▶ Items
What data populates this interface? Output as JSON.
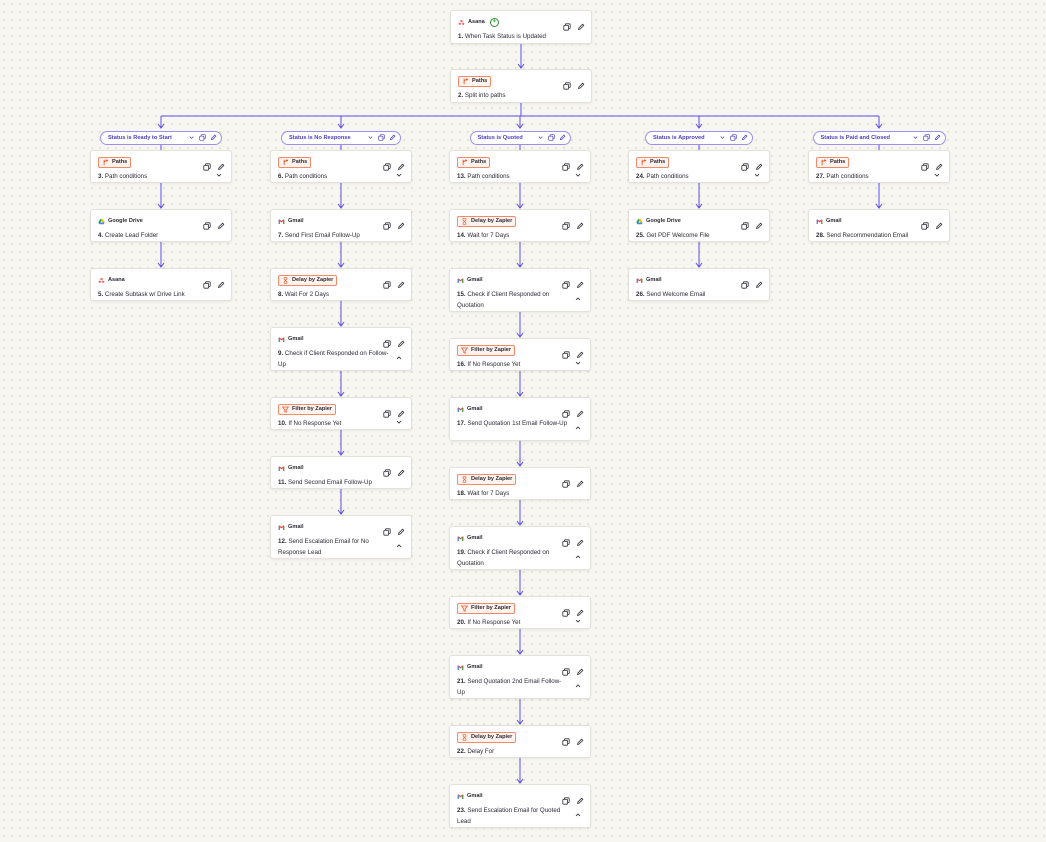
{
  "colors": {
    "connector": "#5b4de6",
    "path_label_border": "#9c8ff0",
    "badge_border": "#f08a6b",
    "badge_bg": "#fff3ee"
  },
  "icons": {
    "duplicate": "duplicate-icon",
    "edit": "pencil-icon",
    "chevron_down": "chevron-down-icon",
    "chevron_up": "chevron-up-icon"
  },
  "trigger": {
    "app": "Asana",
    "step": "1.",
    "title": "When Task Status is Updated"
  },
  "split": {
    "app": "Paths",
    "step": "2.",
    "title": "Split into paths"
  },
  "paths": [
    {
      "label": "Status is Ready to Start",
      "steps": [
        {
          "app": "Paths",
          "step": "3.",
          "title": "Path conditions",
          "chevron": "down"
        },
        {
          "app": "Google Drive",
          "step": "4.",
          "title": "Create Lead Folder"
        },
        {
          "app": "Asana",
          "step": "5.",
          "title": "Create Subtask w/ Drive Link"
        }
      ]
    },
    {
      "label": "Status is No Response",
      "steps": [
        {
          "app": "Paths",
          "step": "6.",
          "title": "Path conditions",
          "chevron": "down"
        },
        {
          "app": "Gmail",
          "step": "7.",
          "title": "Send First Email Follow-Up"
        },
        {
          "app": "Delay by Zapier",
          "step": "8.",
          "title": "Wait For 2 Days"
        },
        {
          "app": "Gmail",
          "step": "9.",
          "title": "Check if Client Responded on Follow-Up",
          "chevron": "up"
        },
        {
          "app": "Filter by Zapier",
          "step": "10.",
          "title": "If No Response Yet",
          "chevron": "down"
        },
        {
          "app": "Gmail",
          "step": "11.",
          "title": "Send Second Email Follow-Up"
        },
        {
          "app": "Gmail",
          "step": "12.",
          "title": "Send Escalation Email for No Response Lead",
          "chevron": "up"
        }
      ]
    },
    {
      "label": "Status is Quoted",
      "steps": [
        {
          "app": "Paths",
          "step": "13.",
          "title": "Path conditions",
          "chevron": "down"
        },
        {
          "app": "Delay by Zapier",
          "step": "14.",
          "title": "Wait for 7 Days"
        },
        {
          "app": "Gmail",
          "step": "15.",
          "title": "Check if Client Responded on Quotation",
          "chevron": "up"
        },
        {
          "app": "Filter by Zapier",
          "step": "16.",
          "title": "If No Response Yet",
          "chevron": "down"
        },
        {
          "app": "Gmail",
          "step": "17.",
          "title": "Send Quotation 1st Email Follow-Up",
          "chevron": "up"
        },
        {
          "app": "Delay by Zapier",
          "step": "18.",
          "title": "Wait for 7 Days"
        },
        {
          "app": "Gmail",
          "step": "19.",
          "title": "Check if Client Responded on Quotation",
          "chevron": "up"
        },
        {
          "app": "Filter by Zapier",
          "step": "20.",
          "title": "If No Response Yet",
          "chevron": "down"
        },
        {
          "app": "Gmail",
          "step": "21.",
          "title": "Send Quotation 2nd Email Follow-Up",
          "chevron": "up"
        },
        {
          "app": "Delay by Zapier",
          "step": "22.",
          "title": "Delay For"
        },
        {
          "app": "Gmail",
          "step": "23.",
          "title": "Send Escalation Email for Quoted Lead",
          "chevron": "up"
        }
      ]
    },
    {
      "label": "Status is Approved",
      "steps": [
        {
          "app": "Paths",
          "step": "24.",
          "title": "Path conditions",
          "chevron": "down"
        },
        {
          "app": "Google Drive",
          "step": "25.",
          "title": "Get PDF Welcome File"
        },
        {
          "app": "Gmail",
          "step": "26.",
          "title": "Send Welcome Email"
        }
      ]
    },
    {
      "label": "Status is Paid and Closed",
      "steps": [
        {
          "app": "Paths",
          "step": "27.",
          "title": "Path conditions",
          "chevron": "down"
        },
        {
          "app": "Gmail",
          "step": "28.",
          "title": "Send Recommendation Email"
        }
      ]
    }
  ]
}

▶ To do
Whenever "Escalation" turns up in a line, pick that line out.

▶ Written solution
          "title": "Send Escalation Email for No Response Lead",
          "title": "Send Escalation Email for Quoted Lead",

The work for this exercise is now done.